Please set down all the lines beneath this one exactly, without the pictures.

### Supplied records
+--

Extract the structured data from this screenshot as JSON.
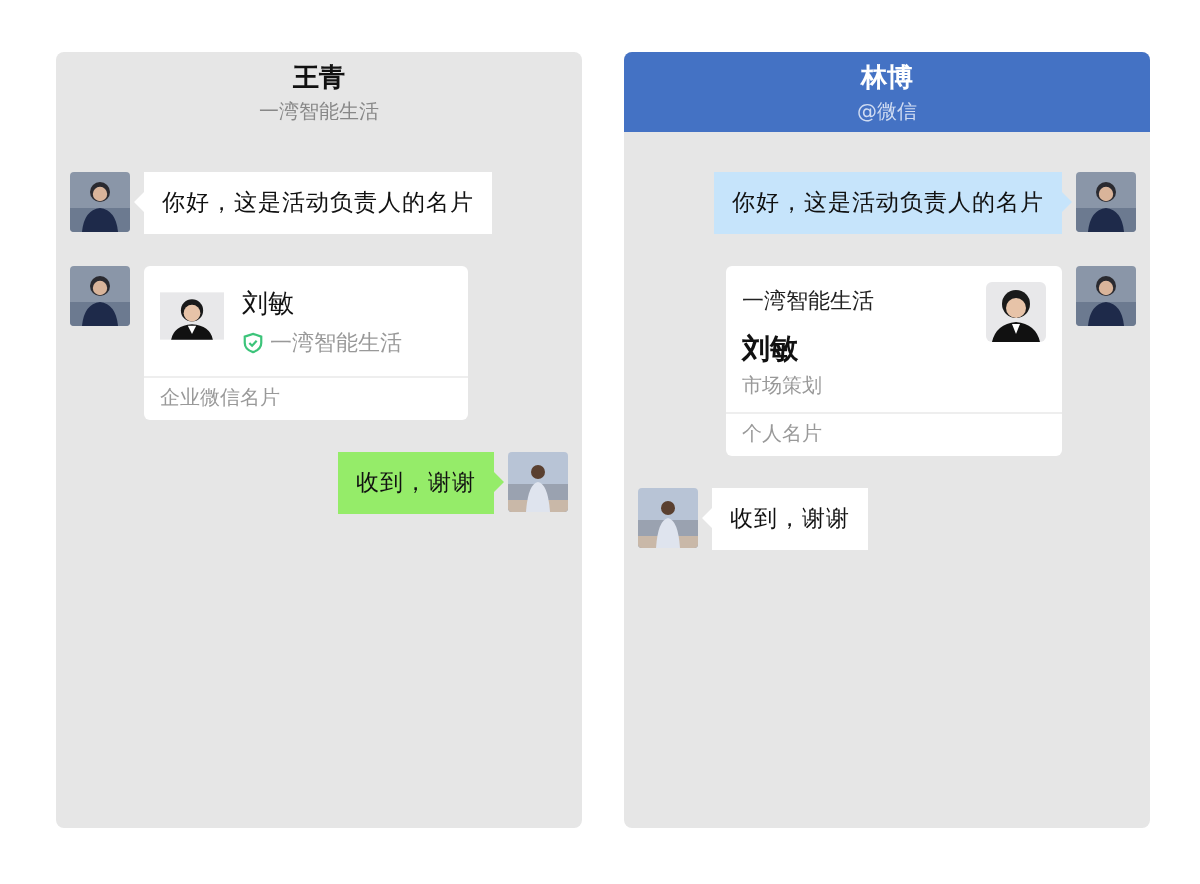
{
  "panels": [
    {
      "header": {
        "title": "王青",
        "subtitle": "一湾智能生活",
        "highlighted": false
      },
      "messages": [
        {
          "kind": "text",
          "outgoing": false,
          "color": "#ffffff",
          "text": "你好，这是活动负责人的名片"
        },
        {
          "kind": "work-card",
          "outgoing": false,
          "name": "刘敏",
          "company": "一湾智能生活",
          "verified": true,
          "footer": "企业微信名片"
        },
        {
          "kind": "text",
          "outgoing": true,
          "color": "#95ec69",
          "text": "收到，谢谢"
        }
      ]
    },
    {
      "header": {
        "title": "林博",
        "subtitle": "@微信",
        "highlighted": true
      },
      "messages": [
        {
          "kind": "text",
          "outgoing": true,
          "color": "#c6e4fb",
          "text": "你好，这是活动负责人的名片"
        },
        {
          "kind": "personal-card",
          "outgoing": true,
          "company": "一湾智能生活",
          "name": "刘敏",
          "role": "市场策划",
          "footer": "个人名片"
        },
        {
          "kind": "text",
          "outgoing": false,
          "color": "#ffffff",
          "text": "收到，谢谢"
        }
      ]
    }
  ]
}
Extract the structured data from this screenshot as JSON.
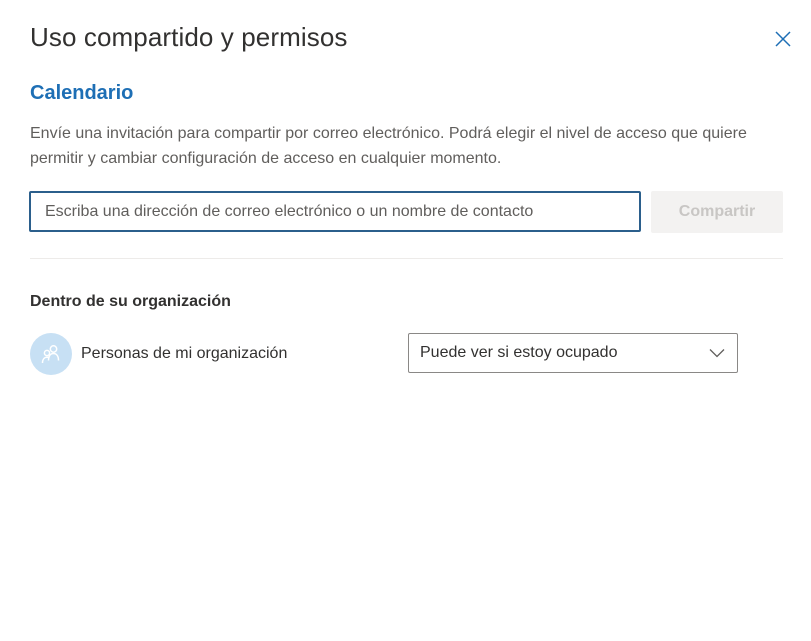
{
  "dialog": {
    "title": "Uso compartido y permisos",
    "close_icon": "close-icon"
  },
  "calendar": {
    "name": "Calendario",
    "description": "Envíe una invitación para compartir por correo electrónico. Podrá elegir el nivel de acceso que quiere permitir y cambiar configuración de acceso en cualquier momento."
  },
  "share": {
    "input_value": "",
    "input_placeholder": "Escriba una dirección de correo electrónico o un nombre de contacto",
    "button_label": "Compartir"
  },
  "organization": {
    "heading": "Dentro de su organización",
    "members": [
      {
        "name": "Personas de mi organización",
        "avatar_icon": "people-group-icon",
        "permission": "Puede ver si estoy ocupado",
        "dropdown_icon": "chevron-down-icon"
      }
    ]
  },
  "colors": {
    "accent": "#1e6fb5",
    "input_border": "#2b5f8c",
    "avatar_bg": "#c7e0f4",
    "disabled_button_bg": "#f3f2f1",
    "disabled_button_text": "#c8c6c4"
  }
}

+--

### Written solution
Extract the structured data from this screenshot as JSON.
{
  "panels": [
    {
      "header": {
        "title": "王青",
        "subtitle": "一湾智能生活",
        "highlighted": false
      },
      "messages": [
        {
          "kind": "text",
          "outgoing": false,
          "color": "#ffffff",
          "text": "你好，这是活动负责人的名片"
        },
        {
          "kind": "work-card",
          "outgoing": false,
          "name": "刘敏",
          "company": "一湾智能生活",
          "verified": true,
          "footer": "企业微信名片"
        },
        {
          "kind": "text",
          "outgoing": true,
          "color": "#95ec69",
          "text": "收到，谢谢"
        }
      ]
    },
    {
      "header": {
        "title": "林博",
        "subtitle": "@微信",
        "highlighted": true
      },
      "messages": [
        {
          "kind": "text",
          "outgoing": true,
          "color": "#c6e4fb",
          "text": "你好，这是活动负责人的名片"
        },
        {
          "kind": "personal-card",
          "outgoing": true,
          "company": "一湾智能生活",
          "name": "刘敏",
          "role": "市场策划",
          "footer": "个人名片"
        },
        {
          "kind": "text",
          "outgoing": false,
          "color": "#ffffff",
          "text": "收到，谢谢"
        }
      ]
    }
  ]
}
Extract the structured data from this screenshot as JSON.
{
  "dialog": {
    "title": "Uso compartido y permisos",
    "close_icon": "close-icon"
  },
  "calendar": {
    "name": "Calendario",
    "description": "Envíe una invitación para compartir por correo electrónico. Podrá elegir el nivel de acceso que quiere permitir y cambiar configuración de acceso en cualquier momento."
  },
  "share": {
    "input_value": "",
    "input_placeholder": "Escriba una dirección de correo electrónico o un nombre de contacto",
    "button_label": "Compartir"
  },
  "organization": {
    "heading": "Dentro de su organización",
    "members": [
      {
        "name": "Personas de mi organización",
        "avatar_icon": "people-group-icon",
        "permission": "Puede ver si estoy ocupado",
        "dropdown_icon": "chevron-down-icon"
      }
    ]
  },
  "colors": {
    "accent": "#1e6fb5",
    "input_border": "#2b5f8c",
    "avatar_bg": "#c7e0f4",
    "disabled_button_bg": "#f3f2f1",
    "disabled_button_text": "#c8c6c4"
  }
}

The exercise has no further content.